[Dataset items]

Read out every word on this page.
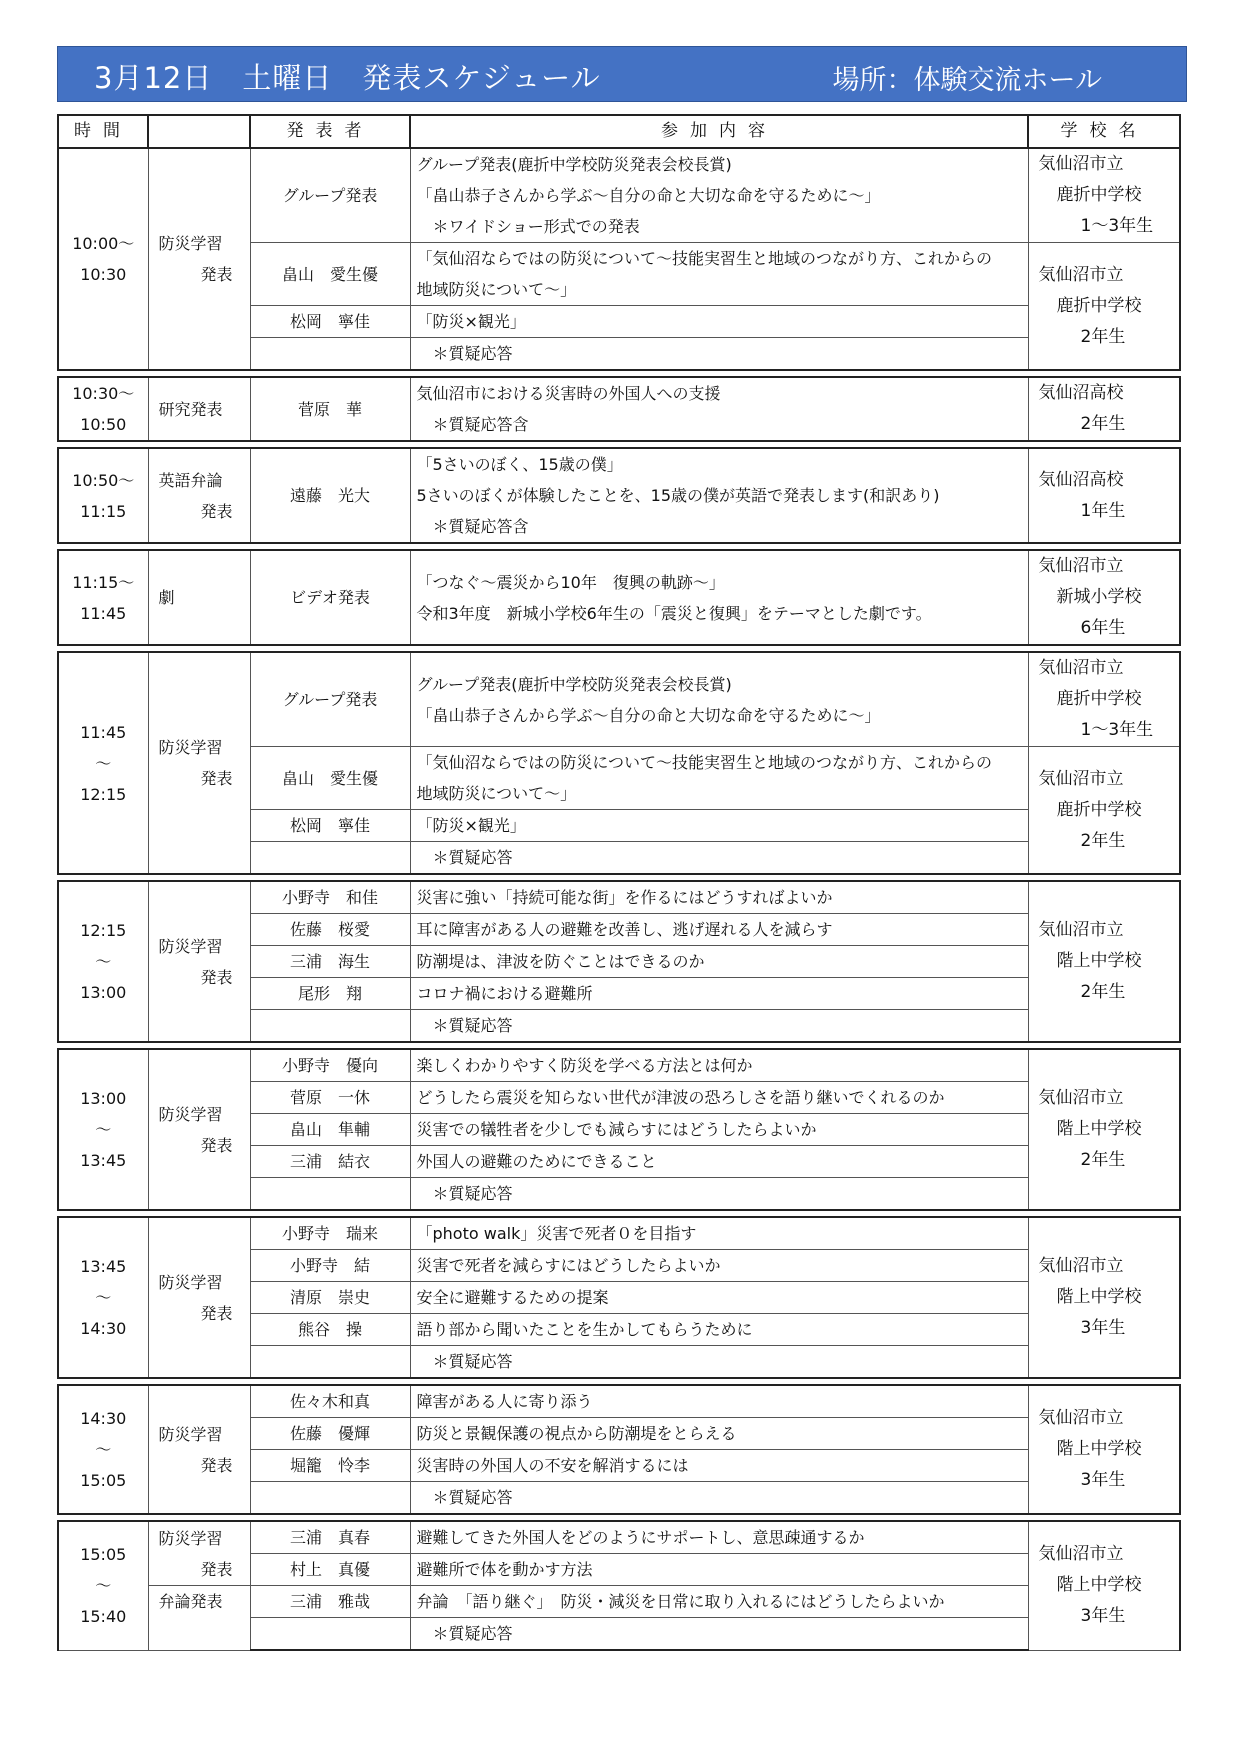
3月12日　土曜日　発表スケジュール	場所：体験交流ホール
時間		発表者	参加内容	学校名

10:00～
10:30	防災学習
発表	グループ発表	グループ発表(鹿折中学校防災発表会校長賞)
「畠山恭子さんから学ぶ～自分の命と大切な命を守るために～」
　＊ワイドショー形式での発表	気仙沼市立
鹿折中学校
1～3年生

		畠山　愛生優	「気仙沼ならではの防災について～技能実習生と地域のつながり方、これからの
地域防災について～」	気仙沼市立
鹿折中学校
2年生

		松岡　寧佳	「防災×観光」	

			　＊質疑応答	

10:30～
10:50	研究発表	菅原　華	気仙沼市における災害時の外国人への支援
　＊質疑応答含	気仙沼高校
2年生

10:50～
11:15	英語弁論
発表	遠藤　光大	「5さいのぼく、15歳の僕」
5さいのぼくが体験したことを、15歳の僕が英語で発表します(和訳あり)
　＊質疑応答含	気仙沼高校
1年生

11:15～
11:45	劇	ビデオ発表	「つなぐ～震災から10年　復興の軌跡～」
令和3年度　新城小学校6年生の「震災と復興」をテーマとした劇です。	気仙沼市立
新城小学校
6年生

11:45
～
12:15	防災学習
発表	グループ発表	グループ発表(鹿折中学校防災発表会校長賞)
「畠山恭子さんから学ぶ～自分の命と大切な命を守るために～」	気仙沼市立
鹿折中学校
1～3年生

		畠山　愛生優	「気仙沼ならではの防災について～技能実習生と地域のつながり方、これからの
地域防災について～」	気仙沼市立
鹿折中学校
2年生

		松岡　寧佳	「防災×観光」	

			　＊質疑応答	

12:15
～
13:00	防災学習
発表	小野寺　和佳	災害に強い「持続可能な街」を作るにはどうすればよいか	気仙沼市立
階上中学校
2年生

		佐藤　桜愛	耳に障害がある人の避難を改善し、逃げ遅れる人を減らす	

		三浦　海生	防潮堤は、津波を防ぐことはできるのか	

		尾形　翔	コロナ禍における避難所	

			　＊質疑応答	

13:00
～
13:45	防災学習
発表	小野寺　優向	楽しくわかりやすく防災を学べる方法とは何か	気仙沼市立
階上中学校
2年生

		菅原　一休	どうしたら震災を知らない世代が津波の恐ろしさを語り継いでくれるのか	

		畠山　隼輔	災害での犠牲者を少しでも減らすにはどうしたらよいか	

		三浦　結衣	外国人の避難のためにできること	

			　＊質疑応答	

13:45
～
14:30	防災学習
発表	小野寺　瑞来	「photo walk」災害で死者０を目指す	気仙沼市立
階上中学校
3年生

		小野寺　結	災害で死者を減らすにはどうしたらよいか	

		清原　崇史	安全に避難するための提案	

		熊谷　操	語り部から聞いたことを生かしてもらうために	

			　＊質疑応答	

14:30
～
15:05	防災学習
発表	佐々木和真	障害がある人に寄り添う	気仙沼市立
階上中学校
3年生

		佐藤　優輝	防災と景観保護の視点から防潮堤をとらえる	

		堀籠　怜李	災害時の外国人の不安を解消するには	

			　＊質疑応答	

15:05
～
15:40	防災学習
発表	三浦　真春	避難してきた外国人をどのようにサポートし、意思疎通するか	気仙沼市立
階上中学校
3年生

		村上　真優	避難所で体を動かす方法	

	弁論発表	三浦　雅哉	弁論　「語り継ぐ」　防災・減災を日常に取り入れるにはどうしたらよいか	

			　＊質疑応答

— Exercise objective —
Exactly reproduce each record, leaving out any pictures.

— Full solution —
Read out every word on this page.
3月12日　土曜日　発表スケジュール	場所：体験交流ホール
時間		発表者	参加内容	学校名

10:00～
10:30	防災学習
発表	グループ発表	グループ発表(鹿折中学校防災発表会校長賞)
「畠山恭子さんから学ぶ～自分の命と大切な命を守るために～」
　＊ワイドショー形式での発表	気仙沼市立
鹿折中学校
1～3年生

		畠山　愛生優	「気仙沼ならではの防災について～技能実習生と地域のつながり方、これからの
地域防災について～」	気仙沼市立
鹿折中学校
2年生

		松岡　寧佳	「防災×観光」	

			　＊質疑応答	

10:30～
10:50	研究発表	菅原　華	気仙沼市における災害時の外国人への支援
　＊質疑応答含	気仙沼高校
2年生

10:50～
11:15	英語弁論
発表	遠藤　光大	「5さいのぼく、15歳の僕」
5さいのぼくが体験したことを、15歳の僕が英語で発表します(和訳あり)
　＊質疑応答含	気仙沼高校
1年生

11:15～
11:45	劇	ビデオ発表	「つなぐ～震災から10年　復興の軌跡～」
令和3年度　新城小学校6年生の「震災と復興」をテーマとした劇です。	気仙沼市立
新城小学校
6年生

11:45
～
12:15	防災学習
発表	グループ発表	グループ発表(鹿折中学校防災発表会校長賞)
「畠山恭子さんから学ぶ～自分の命と大切な命を守るために～」	気仙沼市立
鹿折中学校
1～3年生

		畠山　愛生優	「気仙沼ならではの防災について～技能実習生と地域のつながり方、これからの
地域防災について～」	気仙沼市立
鹿折中学校
2年生

		松岡　寧佳	「防災×観光」	

			　＊質疑応答	

12:15
～
13:00	防災学習
発表	小野寺　和佳	災害に強い「持続可能な街」を作るにはどうすればよいか	気仙沼市立
階上中学校
2年生

		佐藤　桜愛	耳に障害がある人の避難を改善し、逃げ遅れる人を減らす	

		三浦　海生	防潮堤は、津波を防ぐことはできるのか	

		尾形　翔	コロナ禍における避難所	

			　＊質疑応答	

13:00
～
13:45	防災学習
発表	小野寺　優向	楽しくわかりやすく防災を学べる方法とは何か	気仙沼市立
階上中学校
2年生

		菅原　一休	どうしたら震災を知らない世代が津波の恐ろしさを語り継いでくれるのか	

		畠山　隼輔	災害での犠牲者を少しでも減らすにはどうしたらよいか	

		三浦　結衣	外国人の避難のためにできること	

			　＊質疑応答	

13:45
～
14:30	防災学習
発表	小野寺　瑞来	「photo walk」災害で死者０を目指す	気仙沼市立
階上中学校
3年生

		小野寺　結	災害で死者を減らすにはどうしたらよいか	

		清原　崇史	安全に避難するための提案	

		熊谷　操	語り部から聞いたことを生かしてもらうために	

			　＊質疑応答	

14:30
～
15:05	防災学習
発表	佐々木和真	障害がある人に寄り添う	気仙沼市立
階上中学校
3年生

		佐藤　優輝	防災と景観保護の視点から防潮堤をとらえる	

		堀籠　怜李	災害時の外国人の不安を解消するには	

			　＊質疑応答	

15:05
～
15:40	防災学習
発表	三浦　真春	避難してきた外国人をどのようにサポートし、意思疎通するか	気仙沼市立
階上中学校
3年生

		村上　真優	避難所で体を動かす方法	

	弁論発表	三浦　雅哉	弁論　「語り継ぐ」　防災・減災を日常に取り入れるにはどうしたらよいか	

			　＊質疑応答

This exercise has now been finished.